Record excerpts ::
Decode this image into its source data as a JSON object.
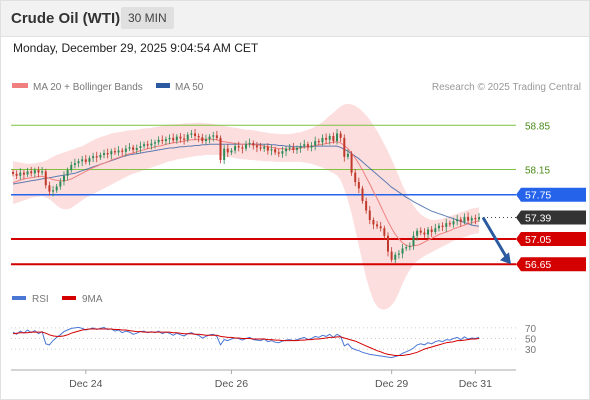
{
  "header": {
    "title": "Crude Oil (WTI)",
    "timeframe": "30 MIN",
    "datetime": "Monday, December 29, 2025 9:04:54 AM CET"
  },
  "legend": {
    "ma20": "MA 20 + Bollinger Bands",
    "ma50": "MA 50",
    "copyright": "Research © 2025 Trading Central",
    "rsi": "RSI",
    "rsi9": "9MA"
  },
  "colors": {
    "ma20": "#f08080",
    "ma50": "#2b5aa0",
    "bollinger_fill": "#fbd6d6",
    "up": "#2e8b57",
    "down": "#c0392b",
    "pivot": "#2563eb",
    "support": "#d40000",
    "resistance": "#7fc241",
    "rsi": "#4a77d4",
    "rsi_ma": "#d40000",
    "last_price": "#333333"
  },
  "chart_data": {
    "type": "candlestick",
    "x_ticks": [
      "Dec 24",
      "Dec 26",
      "Dec 29",
      "Dec 31"
    ],
    "price_levels": [
      {
        "value": 58.85,
        "label": "58.85",
        "kind": "resistance"
      },
      {
        "value": 58.15,
        "label": "58.15",
        "kind": "resistance"
      },
      {
        "value": 57.75,
        "label": "57.75",
        "kind": "pivot"
      },
      {
        "value": 57.39,
        "label": "57.39",
        "kind": "last"
      },
      {
        "value": 57.05,
        "label": "57.05",
        "kind": "support"
      },
      {
        "value": 56.65,
        "label": "56.65",
        "kind": "support"
      }
    ],
    "forecast_arrow": {
      "from": 57.39,
      "to": 56.65
    },
    "close": [
      58.08,
      58.05,
      58.1,
      58.07,
      58.12,
      58.09,
      58.14,
      58.1,
      58.12,
      57.9,
      57.8,
      57.82,
      57.88,
      57.96,
      58.05,
      58.14,
      58.22,
      58.25,
      58.28,
      58.31,
      58.27,
      58.33,
      58.36,
      58.34,
      58.38,
      58.41,
      58.39,
      58.44,
      58.42,
      58.45,
      58.43,
      58.48,
      58.5,
      58.46,
      58.49,
      58.52,
      58.55,
      58.53,
      58.56,
      58.58,
      58.62,
      58.6,
      58.63,
      58.65,
      58.61,
      58.67,
      58.64,
      58.62,
      58.7,
      58.72,
      58.68,
      58.66,
      58.6,
      58.63,
      58.67,
      58.69,
      58.65,
      58.3,
      58.48,
      58.42,
      58.45,
      58.52,
      58.5,
      58.48,
      58.55,
      58.57,
      58.53,
      58.5,
      58.48,
      58.51,
      58.45,
      58.47,
      58.42,
      58.4,
      58.44,
      58.48,
      58.5,
      58.46,
      58.49,
      58.52,
      58.55,
      58.5,
      58.53,
      58.6,
      58.58,
      58.65,
      58.62,
      58.68,
      58.6,
      58.72,
      58.65,
      58.35,
      58.4,
      58.1,
      57.95,
      57.85,
      57.65,
      57.5,
      57.35,
      57.28,
      57.25,
      57.22,
      57.1,
      56.85,
      56.72,
      56.8,
      56.82,
      56.9,
      56.92,
      56.94,
      57.1,
      57.18,
      57.15,
      57.12,
      57.2,
      57.16,
      57.22,
      57.26,
      57.24,
      57.3,
      57.28,
      57.33,
      57.36,
      57.32,
      57.4,
      57.34,
      57.38,
      57.36,
      57.39
    ],
    "ma20": [
      57.94,
      57.96,
      57.98,
      58.0,
      58.01,
      58.02,
      58.03,
      58.04,
      58.04,
      58.03,
      58.01,
      57.99,
      57.98,
      57.97,
      57.97,
      57.98,
      58.0,
      58.03,
      58.06,
      58.09,
      58.12,
      58.15,
      58.18,
      58.2,
      58.23,
      58.25,
      58.27,
      58.3,
      58.32,
      58.34,
      58.36,
      58.38,
      58.4,
      58.41,
      58.43,
      58.45,
      58.46,
      58.48,
      58.49,
      58.51,
      58.52,
      58.53,
      58.55,
      58.56,
      58.57,
      58.58,
      58.59,
      58.6,
      58.61,
      58.62,
      58.62,
      58.63,
      58.63,
      58.63,
      58.63,
      58.63,
      58.62,
      58.6,
      58.59,
      58.58,
      58.57,
      58.56,
      58.56,
      58.55,
      58.55,
      58.55,
      58.54,
      58.54,
      58.53,
      58.52,
      58.51,
      58.5,
      58.49,
      58.48,
      58.48,
      58.47,
      58.47,
      58.47,
      58.48,
      58.49,
      58.5,
      58.51,
      58.52,
      58.53,
      58.54,
      58.55,
      58.56,
      58.57,
      58.58,
      58.59,
      58.57,
      58.53,
      58.48,
      58.41,
      58.33,
      58.24,
      58.14,
      58.03,
      57.92,
      57.8,
      57.69,
      57.57,
      57.45,
      57.33,
      57.22,
      57.12,
      57.05,
      56.99,
      56.95,
      56.93,
      56.94,
      56.95,
      56.97,
      57.0,
      57.03,
      57.06,
      57.09,
      57.12,
      57.14,
      57.16,
      57.18,
      57.21,
      57.23,
      57.25,
      57.27,
      57.29,
      57.31,
      57.32,
      57.34
    ],
    "bb_upper": [
      58.28,
      58.27,
      58.26,
      58.25,
      58.24,
      58.24,
      58.25,
      58.26,
      58.27,
      58.29,
      58.32,
      58.35,
      58.38,
      58.4,
      58.42,
      58.44,
      58.46,
      58.48,
      58.5,
      58.52,
      58.55,
      58.58,
      58.61,
      58.64,
      58.66,
      58.68,
      58.7,
      58.72,
      58.73,
      58.74,
      58.75,
      58.76,
      58.77,
      58.77,
      58.78,
      58.79,
      58.8,
      58.8,
      58.81,
      58.82,
      58.83,
      58.84,
      58.85,
      58.86,
      58.86,
      58.87,
      58.87,
      58.88,
      58.88,
      58.88,
      58.89,
      58.89,
      58.89,
      58.88,
      58.88,
      58.87,
      58.86,
      58.85,
      58.84,
      58.83,
      58.82,
      58.81,
      58.8,
      58.79,
      58.78,
      58.78,
      58.77,
      58.76,
      58.75,
      58.74,
      58.73,
      58.72,
      58.72,
      58.71,
      58.71,
      58.71,
      58.71,
      58.72,
      58.73,
      58.74,
      58.76,
      58.78,
      58.8,
      58.83,
      58.86,
      58.9,
      58.95,
      59.0,
      59.05,
      59.1,
      59.15,
      59.18,
      59.19,
      59.18,
      59.16,
      59.12,
      59.07,
      59.01,
      58.94,
      58.85,
      58.76,
      58.66,
      58.55,
      58.44,
      58.31,
      58.18,
      58.04,
      57.9,
      57.78,
      57.67,
      57.58,
      57.5,
      57.44,
      57.4,
      57.37,
      57.35,
      57.35,
      57.36,
      57.37,
      57.39,
      57.41,
      57.43,
      57.45,
      57.47,
      57.49,
      57.51,
      57.53,
      57.54,
      57.55
    ],
    "bb_lower": [
      57.6,
      57.62,
      57.64,
      57.66,
      57.68,
      57.7,
      57.71,
      57.72,
      57.73,
      57.71,
      57.68,
      57.63,
      57.58,
      57.54,
      57.52,
      57.52,
      57.54,
      57.58,
      57.62,
      57.66,
      57.7,
      57.73,
      57.76,
      57.79,
      57.82,
      57.85,
      57.88,
      57.91,
      57.94,
      57.97,
      58.0,
      58.03,
      58.06,
      58.08,
      58.1,
      58.12,
      58.14,
      58.16,
      58.18,
      58.2,
      58.22,
      58.24,
      58.26,
      58.28,
      58.29,
      58.31,
      58.32,
      58.33,
      58.34,
      58.35,
      58.36,
      58.37,
      58.37,
      58.38,
      58.38,
      58.38,
      58.38,
      58.37,
      58.36,
      58.35,
      58.34,
      58.33,
      58.32,
      58.31,
      58.31,
      58.3,
      58.3,
      58.29,
      58.29,
      58.28,
      58.28,
      58.28,
      58.27,
      58.27,
      58.27,
      58.27,
      58.27,
      58.27,
      58.27,
      58.27,
      58.26,
      58.25,
      58.24,
      58.22,
      58.2,
      58.18,
      58.15,
      58.12,
      58.09,
      58.06,
      57.98,
      57.84,
      57.66,
      57.45,
      57.2,
      56.94,
      56.68,
      56.44,
      56.24,
      56.08,
      55.98,
      55.94,
      55.93,
      55.95,
      56.0,
      56.08,
      56.2,
      56.34,
      56.46,
      56.56,
      56.64,
      56.7,
      56.74,
      56.78,
      56.81,
      56.84,
      56.87,
      56.9,
      56.93,
      56.96,
      56.99,
      57.02,
      57.04,
      57.06,
      57.08,
      57.1,
      57.12,
      57.13,
      57.14
    ],
    "ma50": [
      57.92,
      57.93,
      57.94,
      57.95,
      57.96,
      57.97,
      57.98,
      57.99,
      58.0,
      58.01,
      58.02,
      58.03,
      58.04,
      58.05,
      58.06,
      58.07,
      58.08,
      58.09,
      58.11,
      58.13,
      58.15,
      58.17,
      58.19,
      58.21,
      58.23,
      58.25,
      58.27,
      58.29,
      58.31,
      58.33,
      58.35,
      58.37,
      58.38,
      58.39,
      58.4,
      58.41,
      58.42,
      58.43,
      58.44,
      58.45,
      58.46,
      58.47,
      58.48,
      58.49,
      58.49,
      58.5,
      58.51,
      58.51,
      58.52,
      58.52,
      58.53,
      58.53,
      58.54,
      58.54,
      58.55,
      58.55,
      58.55,
      58.55,
      58.55,
      58.55,
      58.55,
      58.55,
      58.55,
      58.55,
      58.55,
      58.55,
      58.55,
      58.55,
      58.55,
      58.55,
      58.55,
      58.54,
      58.54,
      58.53,
      58.53,
      58.52,
      58.52,
      58.51,
      58.51,
      58.51,
      58.51,
      58.51,
      58.51,
      58.52,
      58.52,
      58.52,
      58.52,
      58.52,
      58.52,
      58.52,
      58.5,
      58.47,
      58.44,
      58.4,
      58.36,
      58.32,
      58.27,
      58.22,
      58.17,
      58.12,
      58.07,
      58.02,
      57.97,
      57.92,
      57.87,
      57.83,
      57.79,
      57.75,
      57.71,
      57.68,
      57.64,
      57.61,
      57.58,
      57.55,
      57.52,
      57.49,
      57.47,
      57.45,
      57.43,
      57.41,
      57.39,
      57.37,
      57.35,
      57.33,
      57.31,
      57.29,
      57.27,
      57.26,
      57.25
    ],
    "rsi_axis": [
      70,
      50,
      30
    ],
    "rsi": [
      62,
      58,
      64,
      60,
      66,
      61,
      65,
      59,
      63,
      40,
      38,
      46,
      52,
      57,
      63,
      66,
      69,
      70,
      71,
      69,
      66,
      68,
      70,
      67,
      69,
      71,
      67,
      68,
      64,
      66,
      61,
      64,
      62,
      58,
      60,
      63,
      64,
      61,
      63,
      61,
      64,
      59,
      62,
      60,
      56,
      60,
      57,
      55,
      59,
      61,
      58,
      56,
      51,
      54,
      57,
      58,
      54,
      38,
      48,
      46,
      49,
      51,
      50,
      47,
      50,
      52,
      48,
      47,
      46,
      49,
      44,
      46,
      43,
      42,
      45,
      47,
      48,
      46,
      48,
      50,
      52,
      48,
      50,
      54,
      52,
      56,
      54,
      58,
      52,
      58,
      54,
      36,
      40,
      32,
      29,
      27,
      24,
      22,
      20,
      19,
      18,
      17,
      16,
      15,
      14,
      16,
      18,
      22,
      25,
      28,
      32,
      38,
      40,
      38,
      42,
      40,
      44,
      46,
      44,
      48,
      47,
      50,
      52,
      48,
      53,
      49,
      51,
      50,
      52
    ],
    "rsi_ma": [
      59,
      60,
      61,
      61,
      61,
      62,
      62,
      62,
      62,
      60,
      57,
      55,
      54,
      54,
      55,
      57,
      60,
      62,
      64,
      66,
      67,
      68,
      68,
      68,
      68,
      68,
      68,
      68,
      67,
      67,
      66,
      66,
      65,
      64,
      63,
      63,
      62,
      62,
      62,
      62,
      62,
      62,
      62,
      62,
      61,
      61,
      60,
      59,
      59,
      59,
      58,
      58,
      57,
      56,
      56,
      56,
      56,
      54,
      53,
      52,
      52,
      51,
      51,
      50,
      50,
      50,
      49,
      49,
      49,
      49,
      48,
      48,
      47,
      47,
      46,
      46,
      46,
      46,
      46,
      47,
      47,
      48,
      48,
      49,
      49,
      50,
      51,
      52,
      52,
      53,
      53,
      51,
      49,
      47,
      45,
      42,
      39,
      36,
      33,
      30,
      27,
      25,
      22,
      20,
      19,
      18,
      18,
      18,
      19,
      20,
      22,
      24,
      27,
      30,
      32,
      34,
      36,
      38,
      40,
      42,
      43,
      44,
      46,
      46,
      47,
      48,
      49,
      49,
      50
    ]
  }
}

Exercise :: Select every line where the word "value" occurs.

Result ::
        "value": 58.85,
        "value": 58.15,
        "value": 57.75,
        "value": 57.39,
        "value": 57.05,
        "value": 56.65,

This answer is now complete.